(Dataset rows about figures)
____________________

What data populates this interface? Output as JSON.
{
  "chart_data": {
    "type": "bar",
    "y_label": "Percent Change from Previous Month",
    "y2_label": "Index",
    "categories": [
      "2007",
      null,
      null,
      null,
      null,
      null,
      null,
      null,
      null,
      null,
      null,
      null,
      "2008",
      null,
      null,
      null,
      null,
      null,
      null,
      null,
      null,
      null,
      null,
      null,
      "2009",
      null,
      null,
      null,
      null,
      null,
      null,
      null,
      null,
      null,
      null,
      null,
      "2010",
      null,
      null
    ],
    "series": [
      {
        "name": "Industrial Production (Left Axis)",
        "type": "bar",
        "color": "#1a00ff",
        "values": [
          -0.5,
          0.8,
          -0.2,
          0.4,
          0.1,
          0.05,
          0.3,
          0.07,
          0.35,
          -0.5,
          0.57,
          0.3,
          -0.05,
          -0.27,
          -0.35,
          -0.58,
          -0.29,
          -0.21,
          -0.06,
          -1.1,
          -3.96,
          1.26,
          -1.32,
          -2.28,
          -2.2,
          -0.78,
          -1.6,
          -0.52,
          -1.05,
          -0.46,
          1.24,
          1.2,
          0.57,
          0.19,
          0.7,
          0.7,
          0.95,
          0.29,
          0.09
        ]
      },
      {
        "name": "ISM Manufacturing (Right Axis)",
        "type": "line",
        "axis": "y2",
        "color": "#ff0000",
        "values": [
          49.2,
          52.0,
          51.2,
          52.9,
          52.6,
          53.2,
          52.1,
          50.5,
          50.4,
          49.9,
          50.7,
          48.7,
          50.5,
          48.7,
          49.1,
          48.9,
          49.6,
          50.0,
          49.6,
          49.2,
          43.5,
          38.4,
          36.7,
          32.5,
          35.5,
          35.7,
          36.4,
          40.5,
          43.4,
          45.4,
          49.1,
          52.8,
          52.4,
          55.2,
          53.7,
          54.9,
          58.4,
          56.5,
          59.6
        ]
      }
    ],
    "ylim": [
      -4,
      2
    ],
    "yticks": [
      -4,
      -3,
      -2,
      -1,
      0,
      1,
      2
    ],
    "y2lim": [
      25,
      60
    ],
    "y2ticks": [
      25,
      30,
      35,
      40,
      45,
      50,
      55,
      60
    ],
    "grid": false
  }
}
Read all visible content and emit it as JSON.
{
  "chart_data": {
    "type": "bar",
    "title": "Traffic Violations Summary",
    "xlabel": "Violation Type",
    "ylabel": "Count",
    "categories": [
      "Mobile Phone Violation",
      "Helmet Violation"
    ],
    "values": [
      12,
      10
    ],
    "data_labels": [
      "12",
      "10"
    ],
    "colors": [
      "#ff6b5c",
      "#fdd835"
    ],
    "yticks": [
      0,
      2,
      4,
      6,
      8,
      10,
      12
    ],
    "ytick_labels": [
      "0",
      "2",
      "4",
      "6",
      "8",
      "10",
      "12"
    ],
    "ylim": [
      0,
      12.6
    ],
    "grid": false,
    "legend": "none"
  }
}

____________________

### Request:
Copy each record from above exactly, and include every line.

### Answer in full:
What data populates this interface? Output as JSON.
{
  "chart_data": {
    "type": "bar",
    "y_label": "Percent Change from Previous Month",
    "y2_label": "Index",
    "categories": [
      "2007",
      null,
      null,
      null,
      null,
      null,
      null,
      null,
      null,
      null,
      null,
      null,
      "2008",
      null,
      null,
      null,
      null,
      null,
      null,
      null,
      null,
      null,
      null,
      null,
      "2009",
      null,
      null,
      null,
      null,
      null,
      null,
      null,
      null,
      null,
      null,
      null,
      "2010",
      null,
      null
    ],
    "series": [
      {
        "name": "Industrial Production (Left Axis)",
        "type": "bar",
        "color": "#1a00ff",
        "values": [
          -0.5,
          0.8,
          -0.2,
          0.4,
          0.1,
          0.05,
          0.3,
          0.07,
          0.35,
          -0.5,
          0.57,
          0.3,
          -0.05,
          -0.27,
          -0.35,
          -0.58,
          -0.29,
          -0.21,
          -0.06,
          -1.1,
          -3.96,
          1.26,
          -1.32,
          -2.28,
          -2.2,
          -0.78,
          -1.6,
          -0.52,
          -1.05,
          -0.46,
          1.24,
          1.2,
          0.57,
          0.19,
          0.7,
          0.7,
          0.95,
          0.29,
          0.09
        ]
      },
      {
        "name": "ISM Manufacturing (Right Axis)",
        "type": "line",
        "axis": "y2",
        "color": "#ff0000",
        "values": [
          49.2,
          52.0,
          51.2,
          52.9,
          52.6,
          53.2,
          52.1,
          50.5,
          50.4,
          49.9,
          50.7,
          48.7,
          50.5,
          48.7,
          49.1,
          48.9,
          49.6,
          50.0,
          49.6,
          49.2,
          43.5,
          38.4,
          36.7,
          32.5,
          35.5,
          35.7,
          36.4,
          40.5,
          43.4,
          45.4,
          49.1,
          52.8,
          52.4,
          55.2,
          53.7,
          54.9,
          58.4,
          56.5,
          59.6
        ]
      }
    ],
    "ylim": [
      -4,
      2
    ],
    "yticks": [
      -4,
      -3,
      -2,
      -1,
      0,
      1,
      2
    ],
    "y2lim": [
      25,
      60
    ],
    "y2ticks": [
      25,
      30,
      35,
      40,
      45,
      50,
      55,
      60
    ],
    "grid": false
  }
}
Read all visible content and emit it as JSON.
{
  "chart_data": {
    "type": "bar",
    "title": "Traffic Violations Summary",
    "xlabel": "Violation Type",
    "ylabel": "Count",
    "categories": [
      "Mobile Phone Violation",
      "Helmet Violation"
    ],
    "values": [
      12,
      10
    ],
    "data_labels": [
      "12",
      "10"
    ],
    "colors": [
      "#ff6b5c",
      "#fdd835"
    ],
    "yticks": [
      0,
      2,
      4,
      6,
      8,
      10,
      12
    ],
    "ytick_labels": [
      "0",
      "2",
      "4",
      "6",
      "8",
      "10",
      "12"
    ],
    "ylim": [
      0,
      12.6
    ],
    "grid": false,
    "legend": "none"
  }
}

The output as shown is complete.